(Stored data entries)

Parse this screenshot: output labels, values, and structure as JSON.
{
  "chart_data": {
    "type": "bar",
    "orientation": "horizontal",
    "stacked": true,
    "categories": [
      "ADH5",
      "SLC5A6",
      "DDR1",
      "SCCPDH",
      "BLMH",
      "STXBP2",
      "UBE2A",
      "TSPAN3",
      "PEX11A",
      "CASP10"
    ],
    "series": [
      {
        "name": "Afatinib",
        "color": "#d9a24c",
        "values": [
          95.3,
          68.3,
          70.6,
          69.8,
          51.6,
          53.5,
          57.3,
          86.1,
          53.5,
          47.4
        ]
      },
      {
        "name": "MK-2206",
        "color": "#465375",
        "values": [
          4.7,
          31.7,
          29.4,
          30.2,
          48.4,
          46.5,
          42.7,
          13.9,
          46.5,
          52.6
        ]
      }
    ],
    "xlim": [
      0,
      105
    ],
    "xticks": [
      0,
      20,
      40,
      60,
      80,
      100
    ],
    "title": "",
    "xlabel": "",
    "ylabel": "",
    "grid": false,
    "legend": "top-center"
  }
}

## TASK GOAL
Reproduce the data, keeping every line exactly the same.

## RESPONSE FOR THIS EXERCISE
Parse this screenshot: output labels, values, and structure as JSON.
{
  "chart_data": {
    "type": "bar",
    "orientation": "horizontal",
    "stacked": true,
    "categories": [
      "ADH5",
      "SLC5A6",
      "DDR1",
      "SCCPDH",
      "BLMH",
      "STXBP2",
      "UBE2A",
      "TSPAN3",
      "PEX11A",
      "CASP10"
    ],
    "series": [
      {
        "name": "Afatinib",
        "color": "#d9a24c",
        "values": [
          95.3,
          68.3,
          70.6,
          69.8,
          51.6,
          53.5,
          57.3,
          86.1,
          53.5,
          47.4
        ]
      },
      {
        "name": "MK-2206",
        "color": "#465375",
        "values": [
          4.7,
          31.7,
          29.4,
          30.2,
          48.4,
          46.5,
          42.7,
          13.9,
          46.5,
          52.6
        ]
      }
    ],
    "xlim": [
      0,
      105
    ],
    "xticks": [
      0,
      20,
      40,
      60,
      80,
      100
    ],
    "title": "",
    "xlabel": "",
    "ylabel": "",
    "grid": false,
    "legend": "top-center"
  }
}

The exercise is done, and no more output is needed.